- **Task to complete**: Spot each line in the records below where the word "Temperature" occurs, then copy it.

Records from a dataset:
— Start —

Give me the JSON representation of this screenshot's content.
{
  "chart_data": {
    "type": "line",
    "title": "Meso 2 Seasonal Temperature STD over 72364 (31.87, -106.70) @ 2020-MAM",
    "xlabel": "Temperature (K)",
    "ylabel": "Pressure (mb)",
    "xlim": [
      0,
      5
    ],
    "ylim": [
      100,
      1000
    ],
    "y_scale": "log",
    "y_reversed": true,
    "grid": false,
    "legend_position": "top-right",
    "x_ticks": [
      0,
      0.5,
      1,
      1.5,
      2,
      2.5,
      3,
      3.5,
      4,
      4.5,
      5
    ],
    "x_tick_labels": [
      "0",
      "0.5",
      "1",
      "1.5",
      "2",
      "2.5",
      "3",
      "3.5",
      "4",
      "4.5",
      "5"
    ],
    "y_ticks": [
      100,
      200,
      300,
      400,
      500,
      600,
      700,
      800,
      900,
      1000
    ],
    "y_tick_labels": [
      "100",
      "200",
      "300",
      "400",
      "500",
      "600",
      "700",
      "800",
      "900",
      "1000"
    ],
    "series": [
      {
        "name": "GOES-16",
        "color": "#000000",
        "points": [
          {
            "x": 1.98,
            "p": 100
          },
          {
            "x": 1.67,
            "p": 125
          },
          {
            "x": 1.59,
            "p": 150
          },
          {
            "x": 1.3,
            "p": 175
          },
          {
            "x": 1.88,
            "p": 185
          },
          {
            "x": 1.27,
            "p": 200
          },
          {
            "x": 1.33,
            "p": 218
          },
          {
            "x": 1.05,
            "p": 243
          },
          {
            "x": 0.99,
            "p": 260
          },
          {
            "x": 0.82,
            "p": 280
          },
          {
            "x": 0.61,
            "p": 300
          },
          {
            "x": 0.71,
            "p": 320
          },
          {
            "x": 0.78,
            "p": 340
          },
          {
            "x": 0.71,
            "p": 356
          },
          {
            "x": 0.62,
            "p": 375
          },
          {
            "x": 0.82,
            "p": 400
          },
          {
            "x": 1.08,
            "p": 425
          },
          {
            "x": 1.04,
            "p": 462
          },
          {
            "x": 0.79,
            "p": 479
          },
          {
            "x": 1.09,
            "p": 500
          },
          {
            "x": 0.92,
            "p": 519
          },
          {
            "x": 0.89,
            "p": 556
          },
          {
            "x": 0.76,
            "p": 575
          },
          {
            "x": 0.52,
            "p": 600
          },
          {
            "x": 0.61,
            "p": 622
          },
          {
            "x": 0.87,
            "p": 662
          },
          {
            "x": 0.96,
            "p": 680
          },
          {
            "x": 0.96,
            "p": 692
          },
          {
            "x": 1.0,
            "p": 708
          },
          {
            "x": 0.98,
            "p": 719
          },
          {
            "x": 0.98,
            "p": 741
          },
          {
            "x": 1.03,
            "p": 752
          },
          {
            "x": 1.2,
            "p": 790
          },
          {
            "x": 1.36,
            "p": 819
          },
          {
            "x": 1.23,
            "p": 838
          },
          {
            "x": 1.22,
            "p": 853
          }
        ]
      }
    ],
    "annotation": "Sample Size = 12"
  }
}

— End —

- **Task output**:
    "title": "Meso 2 Seasonal Temperature STD over 72364 (31.87, -106.70) @ 2020-MAM",
    "xlabel": "Temperature (K)",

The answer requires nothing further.